§ **Information provided**:

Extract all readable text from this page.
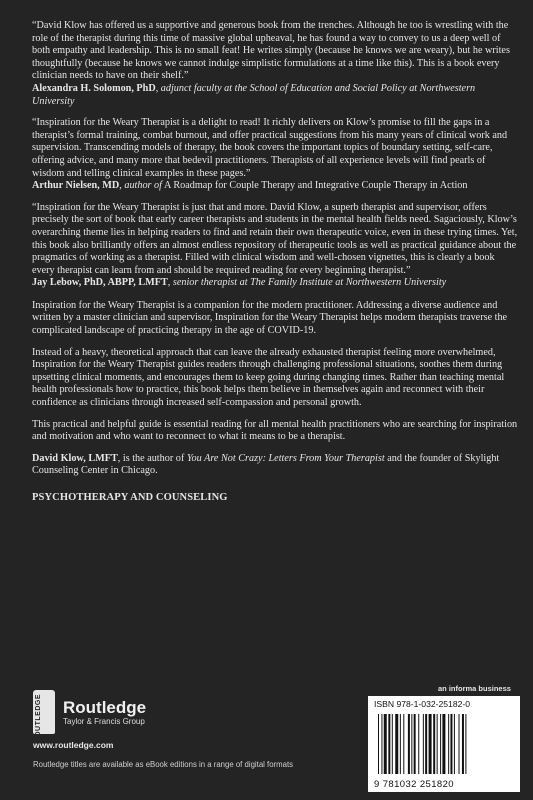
“David Klow has offered us a supportive and generous book from the trenches. Although he too is wrestling with the role of the therapist during this time of massive global upheaval, he has found a way to convey to us a deep well of both empathy and leadership. This is no small feat! He writes simply (because he knows we are weary), but he writes thoughtfully (because he knows we cannot indulge simplistic formulations at a time like this). This is a book every clinician needs to have on their shelf.”
Alexandra H. Solomon, PhD, adjunct faculty at the School of Education and Social Policy at Northwestern University

“Inspiration for the Weary Therapist is a delight to read! It richly delivers on Klow’s promise to fill the gaps in a therapist’s formal training, combat burnout, and offer practical suggestions from his many years of clinical work and supervision. Transcending models of therapy, the book covers the important topics of boundary setting, self-care, offering advice, and many more that bedevil practitioners. Therapists of all experience levels will find pearls of wisdom and telling clinical examples in these pages.”
Arthur Nielsen, MD, author of A Roadmap for Couple Therapy and Integrative Couple Therapy in Action

“Inspiration for the Weary Therapist is just that and more. David Klow, a superb therapist and supervisor, offers precisely the sort of book that early career therapists and students in the mental health fields need. Sagaciously, Klow’s overarching theme lies in helping readers to find and retain their own therapeutic voice, even in these trying times. Yet, this book also brilliantly offers an almost endless repository of therapeutic tools as well as practical guidance about the pragmatics of working as a therapist. Filled with clinical wisdom and well-chosen vignettes, this is clearly a book every therapist can learn from and should be required reading for every beginning therapist.”
Jay Lebow, PhD, ABPP, LMFT, senior therapist at The Family Institute at Northwestern University

Inspiration for the Weary Therapist is a companion for the modern practitioner. Addressing a diverse audience and written by a master clinician and supervisor, Inspiration for the Weary Therapist helps modern therapists traverse the complicated landscape of practicing therapy in the age of COVID-19.

Instead of a heavy, theoretical approach that can leave the already exhausted therapist feeling more overwhelmed, Inspiration for the Weary Therapist guides readers through challenging professional situations, soothes them during upsetting clinical moments, and encourages them to keep going during changing times. Rather than teaching mental health professionals how to practice, this book helps them believe in themselves again and reconnect with their confidence as clinicians through increased self-compassion and personal growth.

This practical and helpful guide is essential reading for all mental health practitioners who are searching for inspiration and motivation and who want to reconnect to what it means to be a therapist.

David Klow, LMFT, is the author of You Are Not Crazy: Letters From Your Therapist and the founder of Skylight Counseling Center in Chicago.

PSYCHOTHERAPY AND COUNSELING

ROUTLEDGE Routledge
Taylor & Francis Group
www.routledge.com
Routledge titles are available as eBook editions in a range of digital formats
an informa business
ISBN 978-1-032-25182-0
9 781032 251820
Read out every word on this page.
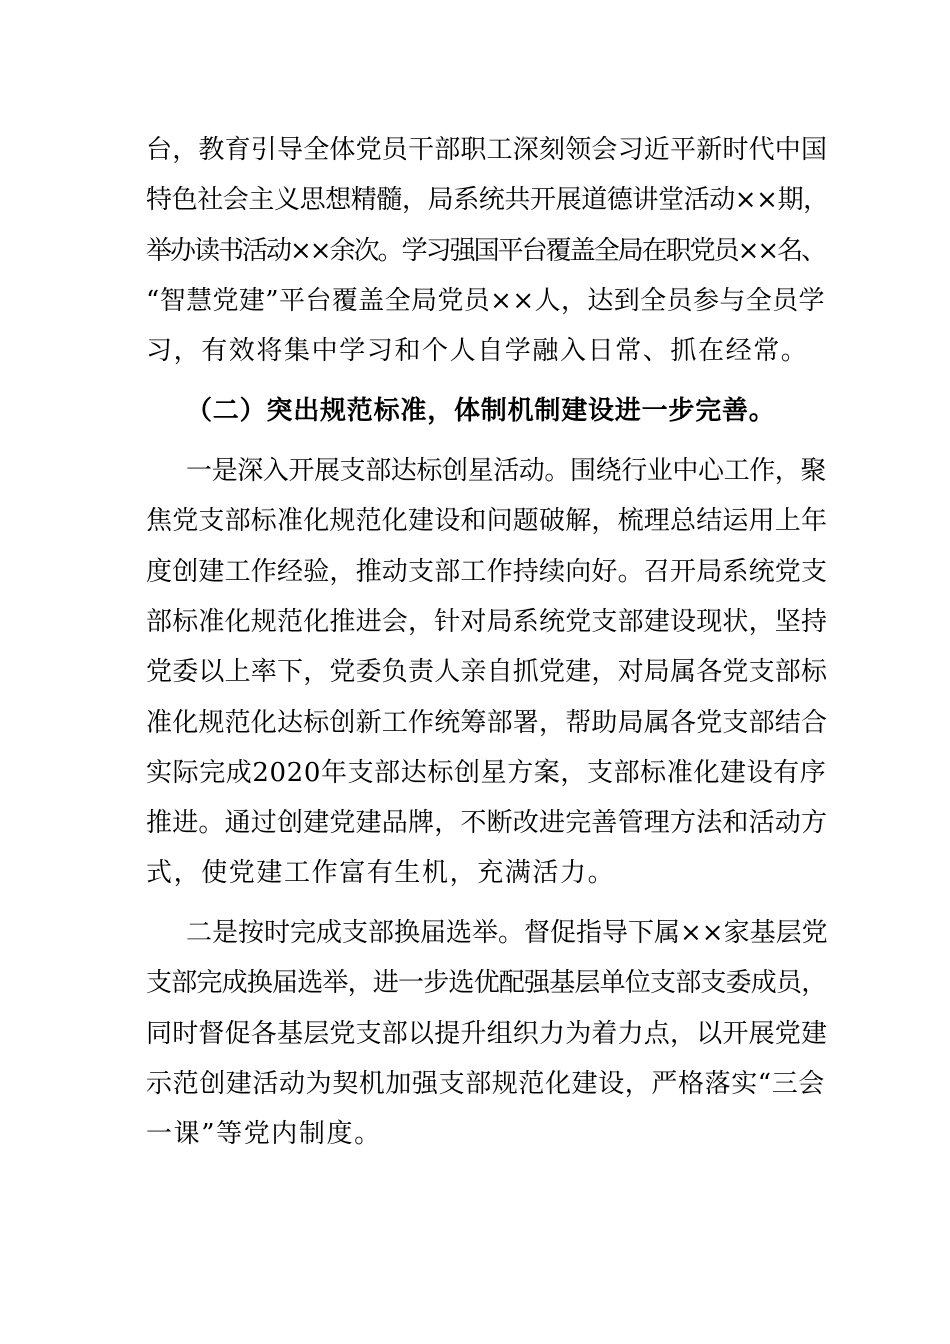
台，教育引导全体党员干部职工深刻领会习近平新时代中国
特色社会主义思想精髓，局系统共开展道德讲堂活动××期，
举办读书活动××余次。学习强国平台覆盖全局在职党员××名、
“智慧党建”平台覆盖全局党员××人，达到全员参与全员学
习，有效将集中学习和个人自学融入日常、抓在经常。
（二）突出规范标准，体制机制建设进一步完善。
一是深入开展支部达标创星活动。围绕行业中心工作，聚
焦党支部标准化规范化建设和问题破解，梳理总结运用上年
度创建工作经验，推动支部工作持续向好。召开局系统党支
部标准化规范化推进会，针对局系统党支部建设现状，坚持
党委以上率下，党委负责人亲自抓党建，对局属各党支部标
准化规范化达标创新工作统筹部署，帮助局属各党支部结合
实际完成2020年支部达标创星方案，支部标准化建设有序
推进。通过创建党建品牌，不断改进完善管理方法和活动方
式，使党建工作富有生机，充满活力。
二是按时完成支部换届选举。督促指导下属××家基层党
支部完成换届选举，进一步选优配强基层单位支部支委成员，
同时督促各基层党支部以提升组织力为着力点，以开展党建
示范创建活动为契机加强支部规范化建设，严格落实“三会
一课”等党内制度。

§ **Stated goal**: Copy every line of the records above that contains "Northwestern".

§ **Response**:
Alexandra H. Solomon, PhD, adjunct faculty at the School of Education and Social Policy at Northwestern University
Jay Lebow, PhD, ABPP, LMFT, senior therapist at The Family Institute at Northwestern University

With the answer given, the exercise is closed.